■ WORK TO DO: Locate the lines where "days" occurs and copy them as they stand.
□ □ □
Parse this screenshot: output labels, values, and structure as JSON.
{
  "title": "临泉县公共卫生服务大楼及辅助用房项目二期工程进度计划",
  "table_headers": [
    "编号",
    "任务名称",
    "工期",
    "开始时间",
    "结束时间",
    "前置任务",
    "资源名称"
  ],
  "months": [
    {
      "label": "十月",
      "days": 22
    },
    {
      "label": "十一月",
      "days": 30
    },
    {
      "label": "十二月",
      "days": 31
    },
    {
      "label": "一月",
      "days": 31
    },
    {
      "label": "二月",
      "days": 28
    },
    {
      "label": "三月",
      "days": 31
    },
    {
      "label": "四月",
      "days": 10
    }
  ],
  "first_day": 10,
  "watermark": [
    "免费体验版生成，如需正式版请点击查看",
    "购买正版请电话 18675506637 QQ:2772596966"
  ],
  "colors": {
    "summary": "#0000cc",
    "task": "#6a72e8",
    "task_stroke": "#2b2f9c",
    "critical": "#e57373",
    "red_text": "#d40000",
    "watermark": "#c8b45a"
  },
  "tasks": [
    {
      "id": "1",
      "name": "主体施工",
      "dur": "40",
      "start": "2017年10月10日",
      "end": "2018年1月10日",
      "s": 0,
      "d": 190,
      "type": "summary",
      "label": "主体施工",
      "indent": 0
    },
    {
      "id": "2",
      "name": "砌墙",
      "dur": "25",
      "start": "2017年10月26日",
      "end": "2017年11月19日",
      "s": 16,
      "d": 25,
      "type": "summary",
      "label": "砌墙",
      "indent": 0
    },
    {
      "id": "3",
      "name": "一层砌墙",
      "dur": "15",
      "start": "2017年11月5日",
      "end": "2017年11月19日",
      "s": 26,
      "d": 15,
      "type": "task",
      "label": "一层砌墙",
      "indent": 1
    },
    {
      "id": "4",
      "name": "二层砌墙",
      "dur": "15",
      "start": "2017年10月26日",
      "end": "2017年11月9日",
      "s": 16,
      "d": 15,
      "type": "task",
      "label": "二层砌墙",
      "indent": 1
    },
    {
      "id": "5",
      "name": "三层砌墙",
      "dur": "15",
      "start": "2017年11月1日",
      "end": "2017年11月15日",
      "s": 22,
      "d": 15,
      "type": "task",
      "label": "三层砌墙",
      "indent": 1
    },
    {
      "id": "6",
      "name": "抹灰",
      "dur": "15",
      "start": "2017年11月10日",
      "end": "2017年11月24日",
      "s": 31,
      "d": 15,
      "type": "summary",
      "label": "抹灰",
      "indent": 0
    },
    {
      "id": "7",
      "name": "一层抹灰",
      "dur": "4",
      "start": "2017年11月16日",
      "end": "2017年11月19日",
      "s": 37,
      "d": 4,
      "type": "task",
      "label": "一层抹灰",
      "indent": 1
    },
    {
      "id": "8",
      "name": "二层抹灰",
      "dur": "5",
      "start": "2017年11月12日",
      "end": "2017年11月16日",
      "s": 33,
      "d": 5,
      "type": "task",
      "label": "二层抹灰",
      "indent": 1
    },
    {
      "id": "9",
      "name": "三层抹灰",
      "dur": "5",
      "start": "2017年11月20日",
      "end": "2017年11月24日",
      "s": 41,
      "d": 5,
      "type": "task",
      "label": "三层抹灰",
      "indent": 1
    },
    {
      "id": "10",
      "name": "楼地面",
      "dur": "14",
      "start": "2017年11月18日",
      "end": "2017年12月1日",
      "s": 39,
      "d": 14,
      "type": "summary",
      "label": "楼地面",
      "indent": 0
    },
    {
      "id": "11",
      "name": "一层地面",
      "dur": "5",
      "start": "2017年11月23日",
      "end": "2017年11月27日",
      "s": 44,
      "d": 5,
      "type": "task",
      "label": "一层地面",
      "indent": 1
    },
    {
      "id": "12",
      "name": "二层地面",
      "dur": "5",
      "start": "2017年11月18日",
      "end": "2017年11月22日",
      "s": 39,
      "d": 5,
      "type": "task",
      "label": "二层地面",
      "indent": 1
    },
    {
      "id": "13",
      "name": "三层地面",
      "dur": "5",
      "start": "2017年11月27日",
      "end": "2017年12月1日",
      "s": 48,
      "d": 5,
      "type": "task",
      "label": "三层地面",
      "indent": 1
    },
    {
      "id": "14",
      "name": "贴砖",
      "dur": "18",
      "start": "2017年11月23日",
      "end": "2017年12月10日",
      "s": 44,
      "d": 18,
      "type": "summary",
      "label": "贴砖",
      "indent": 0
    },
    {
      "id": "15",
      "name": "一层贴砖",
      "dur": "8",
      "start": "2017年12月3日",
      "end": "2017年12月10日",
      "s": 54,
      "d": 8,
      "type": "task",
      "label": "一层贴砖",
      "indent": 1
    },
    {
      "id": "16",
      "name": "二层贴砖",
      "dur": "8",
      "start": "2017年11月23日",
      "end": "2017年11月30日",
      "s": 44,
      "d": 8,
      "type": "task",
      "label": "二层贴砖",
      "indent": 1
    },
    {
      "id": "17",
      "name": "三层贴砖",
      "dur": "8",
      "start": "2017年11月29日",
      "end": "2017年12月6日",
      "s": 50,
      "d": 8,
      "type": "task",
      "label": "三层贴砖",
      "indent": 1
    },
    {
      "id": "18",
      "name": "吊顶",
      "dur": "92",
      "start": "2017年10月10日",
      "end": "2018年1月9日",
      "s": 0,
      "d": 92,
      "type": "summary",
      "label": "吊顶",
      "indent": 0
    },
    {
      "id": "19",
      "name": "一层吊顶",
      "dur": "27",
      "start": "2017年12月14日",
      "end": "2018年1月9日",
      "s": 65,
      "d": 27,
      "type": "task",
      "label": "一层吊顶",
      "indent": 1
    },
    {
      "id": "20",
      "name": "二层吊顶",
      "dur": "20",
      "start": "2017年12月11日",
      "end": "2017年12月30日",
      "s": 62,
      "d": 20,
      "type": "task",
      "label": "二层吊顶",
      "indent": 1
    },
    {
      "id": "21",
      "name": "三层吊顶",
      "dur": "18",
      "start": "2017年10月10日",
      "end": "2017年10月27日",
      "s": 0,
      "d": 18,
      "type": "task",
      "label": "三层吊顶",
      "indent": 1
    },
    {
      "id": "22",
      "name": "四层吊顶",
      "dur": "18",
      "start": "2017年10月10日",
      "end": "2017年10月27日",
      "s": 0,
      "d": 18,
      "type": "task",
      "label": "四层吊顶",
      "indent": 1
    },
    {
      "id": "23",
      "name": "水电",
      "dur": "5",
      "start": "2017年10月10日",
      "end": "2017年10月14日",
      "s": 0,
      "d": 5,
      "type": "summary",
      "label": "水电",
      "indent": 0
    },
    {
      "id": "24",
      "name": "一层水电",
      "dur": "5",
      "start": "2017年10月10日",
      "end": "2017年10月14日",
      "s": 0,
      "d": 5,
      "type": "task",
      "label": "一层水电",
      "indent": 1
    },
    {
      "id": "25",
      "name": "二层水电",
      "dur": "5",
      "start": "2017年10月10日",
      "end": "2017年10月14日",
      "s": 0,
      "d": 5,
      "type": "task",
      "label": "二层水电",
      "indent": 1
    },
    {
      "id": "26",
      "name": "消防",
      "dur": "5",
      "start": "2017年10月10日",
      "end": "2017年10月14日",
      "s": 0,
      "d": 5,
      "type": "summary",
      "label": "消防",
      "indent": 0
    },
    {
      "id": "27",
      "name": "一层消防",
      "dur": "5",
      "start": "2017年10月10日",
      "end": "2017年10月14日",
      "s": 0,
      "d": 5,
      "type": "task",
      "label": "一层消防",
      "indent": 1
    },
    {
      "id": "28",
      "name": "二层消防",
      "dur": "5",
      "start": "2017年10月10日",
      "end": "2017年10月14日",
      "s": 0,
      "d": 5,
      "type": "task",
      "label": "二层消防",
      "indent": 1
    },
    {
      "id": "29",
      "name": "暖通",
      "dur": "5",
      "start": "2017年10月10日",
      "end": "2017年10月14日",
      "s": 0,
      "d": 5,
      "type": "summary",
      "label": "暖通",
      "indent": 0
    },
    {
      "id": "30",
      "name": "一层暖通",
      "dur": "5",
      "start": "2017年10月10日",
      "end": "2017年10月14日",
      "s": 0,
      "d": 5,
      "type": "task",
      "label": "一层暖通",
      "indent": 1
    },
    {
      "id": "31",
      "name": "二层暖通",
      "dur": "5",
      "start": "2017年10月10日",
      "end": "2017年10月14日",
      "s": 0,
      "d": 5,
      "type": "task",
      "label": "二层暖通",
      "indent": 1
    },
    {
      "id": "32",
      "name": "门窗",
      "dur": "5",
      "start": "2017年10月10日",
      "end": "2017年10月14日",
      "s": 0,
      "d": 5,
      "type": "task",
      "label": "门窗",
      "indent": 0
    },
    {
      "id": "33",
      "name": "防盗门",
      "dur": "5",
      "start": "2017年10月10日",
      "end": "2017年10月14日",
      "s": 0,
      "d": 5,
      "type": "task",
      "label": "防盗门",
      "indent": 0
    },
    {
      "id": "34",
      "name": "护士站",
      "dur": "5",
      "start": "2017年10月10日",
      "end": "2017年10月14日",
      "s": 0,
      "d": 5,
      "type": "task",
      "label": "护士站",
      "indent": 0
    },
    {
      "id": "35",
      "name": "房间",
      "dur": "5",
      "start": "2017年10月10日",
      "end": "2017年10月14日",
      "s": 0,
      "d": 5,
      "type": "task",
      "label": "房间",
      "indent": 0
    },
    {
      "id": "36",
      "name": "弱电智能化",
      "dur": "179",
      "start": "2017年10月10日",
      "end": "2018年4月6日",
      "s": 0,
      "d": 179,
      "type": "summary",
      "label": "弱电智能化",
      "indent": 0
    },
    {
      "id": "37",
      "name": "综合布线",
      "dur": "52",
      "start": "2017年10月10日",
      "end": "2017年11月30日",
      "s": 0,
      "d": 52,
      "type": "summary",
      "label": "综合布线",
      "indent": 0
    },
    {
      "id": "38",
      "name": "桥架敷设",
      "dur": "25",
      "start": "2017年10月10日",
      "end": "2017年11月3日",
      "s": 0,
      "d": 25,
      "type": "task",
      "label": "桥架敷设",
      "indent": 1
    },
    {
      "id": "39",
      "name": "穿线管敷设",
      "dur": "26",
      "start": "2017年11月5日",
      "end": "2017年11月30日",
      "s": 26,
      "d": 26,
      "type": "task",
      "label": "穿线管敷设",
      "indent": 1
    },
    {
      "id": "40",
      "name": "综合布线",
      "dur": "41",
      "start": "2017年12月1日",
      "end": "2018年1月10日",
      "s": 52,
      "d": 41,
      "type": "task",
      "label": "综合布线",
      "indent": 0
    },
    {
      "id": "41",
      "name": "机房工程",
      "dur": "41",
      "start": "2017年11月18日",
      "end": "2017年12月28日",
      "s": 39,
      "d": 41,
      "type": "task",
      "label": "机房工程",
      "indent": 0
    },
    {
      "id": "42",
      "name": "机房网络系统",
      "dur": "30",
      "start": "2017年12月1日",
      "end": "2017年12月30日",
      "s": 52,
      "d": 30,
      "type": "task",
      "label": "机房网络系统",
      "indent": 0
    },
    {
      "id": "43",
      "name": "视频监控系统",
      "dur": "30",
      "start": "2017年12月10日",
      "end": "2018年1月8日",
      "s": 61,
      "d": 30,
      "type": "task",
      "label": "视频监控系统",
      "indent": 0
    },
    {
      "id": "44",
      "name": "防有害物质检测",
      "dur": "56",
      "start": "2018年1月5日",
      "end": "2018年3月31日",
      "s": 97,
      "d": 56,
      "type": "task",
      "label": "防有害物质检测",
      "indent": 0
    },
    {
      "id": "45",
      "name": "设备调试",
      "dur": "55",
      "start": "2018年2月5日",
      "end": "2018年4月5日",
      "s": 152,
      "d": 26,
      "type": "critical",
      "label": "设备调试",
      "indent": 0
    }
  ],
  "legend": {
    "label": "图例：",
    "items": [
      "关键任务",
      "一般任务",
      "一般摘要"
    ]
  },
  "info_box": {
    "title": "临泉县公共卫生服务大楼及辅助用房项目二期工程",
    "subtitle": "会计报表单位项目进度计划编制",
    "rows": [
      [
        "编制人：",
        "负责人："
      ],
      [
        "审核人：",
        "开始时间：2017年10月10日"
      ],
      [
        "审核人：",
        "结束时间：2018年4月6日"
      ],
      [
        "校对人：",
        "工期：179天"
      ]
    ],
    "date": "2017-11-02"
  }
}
□ □ □
■ EXERCISE RESPONSE:
      "days": 22
      "days": 30
      "days": 31
      "days": 31
      "days": 28
      "days": 31
      "days": 10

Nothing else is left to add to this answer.